What this task involves:
How many lines in the records below hold the string "Th¹nh"? Please answer with the number and nothing more.

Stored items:

◇ ◇ ◇ ◇ ◇

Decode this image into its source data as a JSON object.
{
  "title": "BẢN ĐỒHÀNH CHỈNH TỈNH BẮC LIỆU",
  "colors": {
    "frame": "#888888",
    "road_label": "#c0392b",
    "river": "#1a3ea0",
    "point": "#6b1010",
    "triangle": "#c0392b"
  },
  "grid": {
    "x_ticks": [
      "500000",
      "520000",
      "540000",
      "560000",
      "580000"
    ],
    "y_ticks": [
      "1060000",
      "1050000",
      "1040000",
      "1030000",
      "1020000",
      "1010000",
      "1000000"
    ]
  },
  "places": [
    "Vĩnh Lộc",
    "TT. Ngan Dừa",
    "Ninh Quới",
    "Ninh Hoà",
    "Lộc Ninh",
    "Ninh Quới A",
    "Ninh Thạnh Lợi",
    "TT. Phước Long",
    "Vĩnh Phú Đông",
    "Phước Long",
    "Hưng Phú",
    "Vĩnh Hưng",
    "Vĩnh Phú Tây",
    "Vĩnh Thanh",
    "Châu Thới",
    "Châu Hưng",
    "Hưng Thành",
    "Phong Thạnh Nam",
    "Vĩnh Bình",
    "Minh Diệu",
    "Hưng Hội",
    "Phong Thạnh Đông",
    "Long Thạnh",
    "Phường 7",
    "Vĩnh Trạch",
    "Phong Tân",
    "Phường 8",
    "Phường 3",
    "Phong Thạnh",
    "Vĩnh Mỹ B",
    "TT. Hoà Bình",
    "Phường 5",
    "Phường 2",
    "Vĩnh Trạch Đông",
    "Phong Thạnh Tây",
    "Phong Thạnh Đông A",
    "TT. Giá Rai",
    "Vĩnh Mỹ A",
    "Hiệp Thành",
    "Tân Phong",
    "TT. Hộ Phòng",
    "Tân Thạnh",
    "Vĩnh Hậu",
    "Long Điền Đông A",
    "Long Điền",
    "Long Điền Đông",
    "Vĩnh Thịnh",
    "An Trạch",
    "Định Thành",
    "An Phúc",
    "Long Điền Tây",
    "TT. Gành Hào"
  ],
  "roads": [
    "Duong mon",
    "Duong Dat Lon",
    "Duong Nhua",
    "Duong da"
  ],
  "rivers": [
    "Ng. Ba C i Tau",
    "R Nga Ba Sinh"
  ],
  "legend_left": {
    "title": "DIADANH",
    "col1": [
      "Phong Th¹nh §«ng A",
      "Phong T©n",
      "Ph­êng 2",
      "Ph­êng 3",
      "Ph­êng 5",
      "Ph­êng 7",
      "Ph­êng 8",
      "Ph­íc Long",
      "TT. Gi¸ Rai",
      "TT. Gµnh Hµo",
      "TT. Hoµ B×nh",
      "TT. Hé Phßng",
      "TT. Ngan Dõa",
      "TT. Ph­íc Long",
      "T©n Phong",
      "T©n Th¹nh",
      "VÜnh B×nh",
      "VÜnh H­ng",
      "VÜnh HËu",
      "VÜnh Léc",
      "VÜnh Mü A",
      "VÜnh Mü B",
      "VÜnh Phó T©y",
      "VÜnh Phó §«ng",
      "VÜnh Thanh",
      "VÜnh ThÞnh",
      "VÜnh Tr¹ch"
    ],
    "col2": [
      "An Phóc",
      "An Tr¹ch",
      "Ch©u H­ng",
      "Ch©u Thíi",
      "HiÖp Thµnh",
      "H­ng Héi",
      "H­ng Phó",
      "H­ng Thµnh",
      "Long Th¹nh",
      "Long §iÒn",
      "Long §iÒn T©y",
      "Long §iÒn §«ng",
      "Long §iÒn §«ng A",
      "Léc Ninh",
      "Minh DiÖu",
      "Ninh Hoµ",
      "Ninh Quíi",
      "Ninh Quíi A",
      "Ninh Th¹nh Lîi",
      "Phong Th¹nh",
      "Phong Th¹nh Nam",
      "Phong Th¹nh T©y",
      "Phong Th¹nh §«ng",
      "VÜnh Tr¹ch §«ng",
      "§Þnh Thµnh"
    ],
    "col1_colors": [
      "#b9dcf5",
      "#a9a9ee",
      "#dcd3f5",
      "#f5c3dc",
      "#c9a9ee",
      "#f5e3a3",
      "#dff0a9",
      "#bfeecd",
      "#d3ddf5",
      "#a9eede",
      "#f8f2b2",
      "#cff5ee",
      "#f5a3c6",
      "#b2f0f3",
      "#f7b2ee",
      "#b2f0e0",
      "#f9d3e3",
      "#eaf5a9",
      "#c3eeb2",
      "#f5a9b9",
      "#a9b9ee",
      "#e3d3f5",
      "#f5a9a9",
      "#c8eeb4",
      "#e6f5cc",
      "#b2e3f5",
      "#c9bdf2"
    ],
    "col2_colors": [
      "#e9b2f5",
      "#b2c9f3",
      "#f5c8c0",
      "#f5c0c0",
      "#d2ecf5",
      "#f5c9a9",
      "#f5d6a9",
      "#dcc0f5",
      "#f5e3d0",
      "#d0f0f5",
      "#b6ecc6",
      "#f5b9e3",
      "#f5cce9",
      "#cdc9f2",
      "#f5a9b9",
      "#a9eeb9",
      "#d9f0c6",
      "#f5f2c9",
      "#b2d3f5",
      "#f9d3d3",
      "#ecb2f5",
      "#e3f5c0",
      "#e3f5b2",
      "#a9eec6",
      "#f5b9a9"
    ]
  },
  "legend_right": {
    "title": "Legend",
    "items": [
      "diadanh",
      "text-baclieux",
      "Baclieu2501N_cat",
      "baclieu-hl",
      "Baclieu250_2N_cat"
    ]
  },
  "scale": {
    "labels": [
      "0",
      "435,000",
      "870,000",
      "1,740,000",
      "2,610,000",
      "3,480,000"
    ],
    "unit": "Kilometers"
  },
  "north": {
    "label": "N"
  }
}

◇ ◇ ◇ ◇ ◇

Task output:
8